[To be done] Restate the records below word for word, and omit the images they hold.
━━━
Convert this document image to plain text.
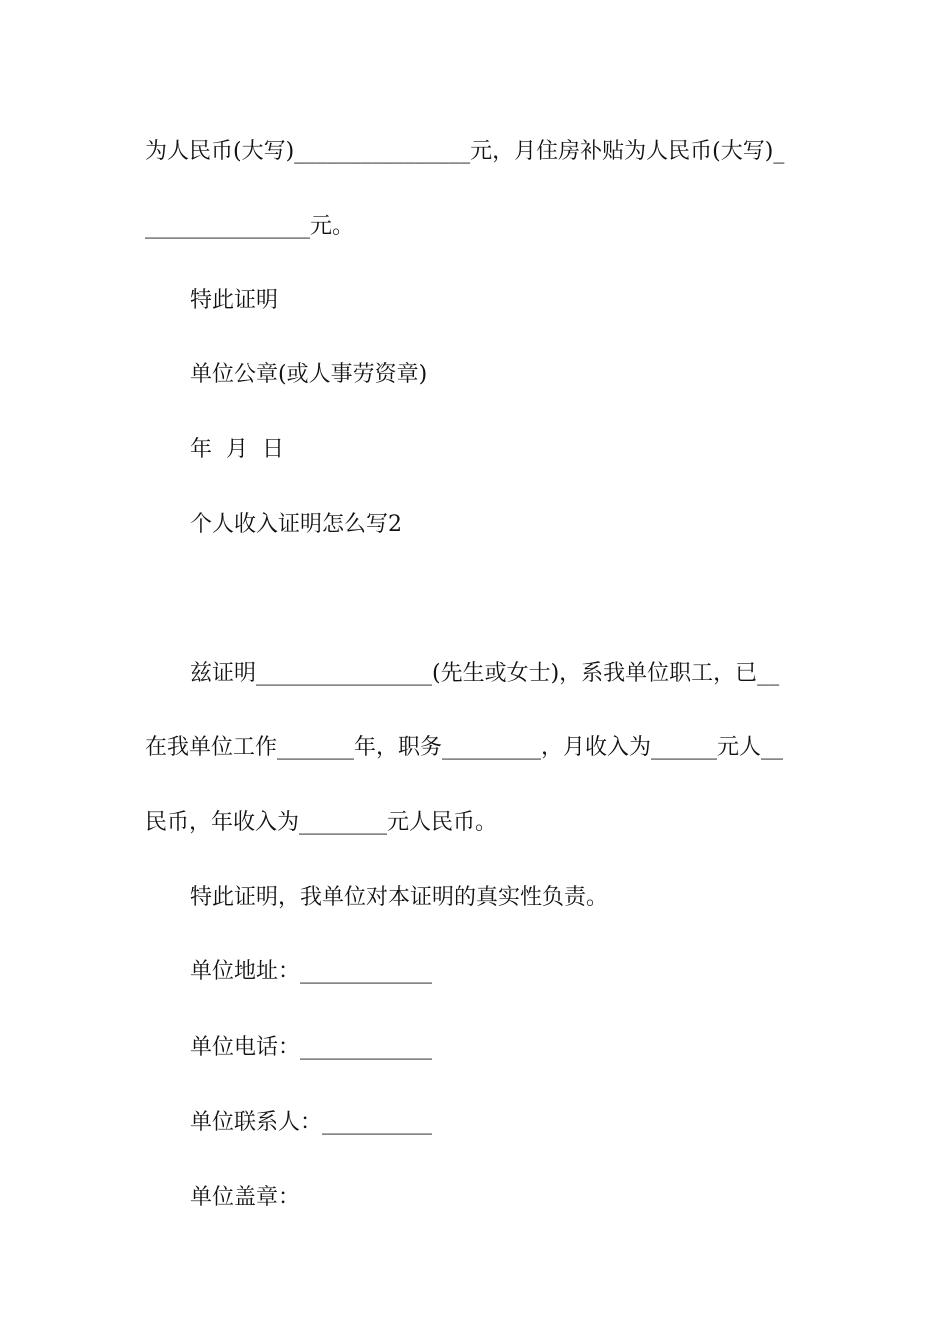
为人民币(大写)________________元，月住房补贴为人民币(大写)_
_______________元。
特此证明
单位公章(或人事劳资章)
年  月  日
个人收入证明怎么写2
兹证明________________(先生或女士)，系我单位职工，已__
在我单位工作_______年，职务_________，月收入为______元人__
民币，年收入为________元人民币。
特此证明，我单位对本证明的真实性负责。
单位地址：____________
单位电话：____________
单位联系人：__________
单位盖章：
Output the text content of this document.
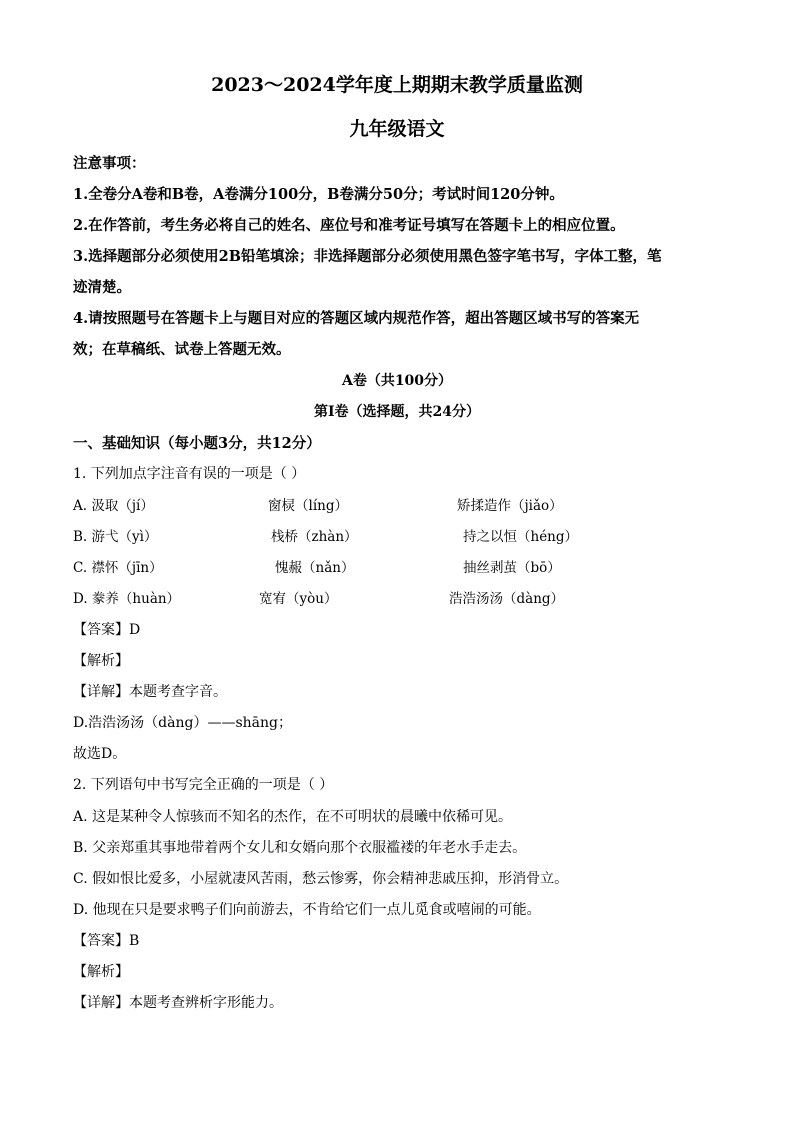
2023～2024学年度上期期末教学质量监测
九年级语文
注意事项：
1.全卷分A卷和B卷，A卷满分100分，B卷满分50分；考试时间120分钟。
2.在作答前，考生务必将自己的姓名、座位号和准考证号填写在答题卡上的相应位置。
3.选择题部分必须使用2B铅笔填涂；非选择题部分必须使用黑色签字笔书写，字体工整，笔
迹清楚。
4.请按照题号在答题卡上与题目对应的答题区域内规范作答，超出答题区域书写的答案无
效；在草稿纸、试卷上答题无效。
A卷（共100分）
第Ⅰ卷（选择题，共24分）
一、基础知识（每小题3分，共12分）
1. 下列加点字注音有误的一项是（ ）
A. 汲取（jí）	窗棂（líng）	矫揉造作（jiǎo）
B. 游弋（yì）	栈桥（zhàn）	持之以恒（héng）
C. 襟怀（jīn）	愧赧（nǎn）	抽丝剥茧（bō）
D. 豢养（huàn）	宽宥（yòu）	浩浩汤汤（dàng）
【答案】D
【解析】
【详解】本题考查字音。
D.浩浩汤汤（dàng）——shāng；
故选D。
2. 下列语句中书写完全正确的一项是（ ）
A. 这是某种令人惊骇而不知名的杰作，在不可明状的晨曦中依稀可见。
B. 父亲郑重其事地带着两个女儿和女婿向那个衣服褴褛的年老水手走去。
C. 假如恨比爱多，小屋就凄风苦雨，愁云惨雾，你会精神悲戚压抑，形消骨立。
D. 他现在只是要求鸭子们向前游去，不肯给它们一点儿觅食或嘻闹的可能。
【答案】B
【解析】
【详解】本题考查辨析字形能力。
━━━
[Output]
Convert this document image to plain text.
为人民币(大写)________________元，月住房补贴为人民币(大写)_
_______________元。
特此证明
单位公章(或人事劳资章)
年  月  日
个人收入证明怎么写2
兹证明________________(先生或女士)，系我单位职工，已__
在我单位工作_______年，职务_________，月收入为______元人__
民币，年收入为________元人民币。
特此证明，我单位对本证明的真实性负责。
单位地址：____________
单位电话：____________
单位联系人：__________
单位盖章：
Output the text content of this document.
2023～2024学年度上期期末教学质量监测
九年级语文
注意事项：
1.全卷分A卷和B卷，A卷满分100分，B卷满分50分；考试时间120分钟。
2.在作答前，考生务必将自己的姓名、座位号和准考证号填写在答题卡上的相应位置。
3.选择题部分必须使用2B铅笔填涂；非选择题部分必须使用黑色签字笔书写，字体工整，笔
迹清楚。
4.请按照题号在答题卡上与题目对应的答题区域内规范作答，超出答题区域书写的答案无
效；在草稿纸、试卷上答题无效。
A卷（共100分）
第Ⅰ卷（选择题，共24分）
一、基础知识（每小题3分，共12分）
1. 下列加点字注音有误的一项是（ ）
A. 汲取（jí）	窗棂（líng）	矫揉造作（jiǎo）
B. 游弋（yì）	栈桥（zhàn）	持之以恒（héng）
C. 襟怀（jīn）	愧赧（nǎn）	抽丝剥茧（bō）
D. 豢养（huàn）	宽宥（yòu）	浩浩汤汤（dàng）
【答案】D
【解析】
【详解】本题考查字音。
D.浩浩汤汤（dàng）——shāng；
故选D。
2. 下列语句中书写完全正确的一项是（ ）
A. 这是某种令人惊骇而不知名的杰作，在不可明状的晨曦中依稀可见。
B. 父亲郑重其事地带着两个女儿和女婿向那个衣服褴褛的年老水手走去。
C. 假如恨比爱多，小屋就凄风苦雨，愁云惨雾，你会精神悲戚压抑，形消骨立。
D. 他现在只是要求鸭子们向前游去，不肯给它们一点儿觅食或嘻闹的可能。
【答案】B
【解析】
【详解】本题考查辨析字形能力。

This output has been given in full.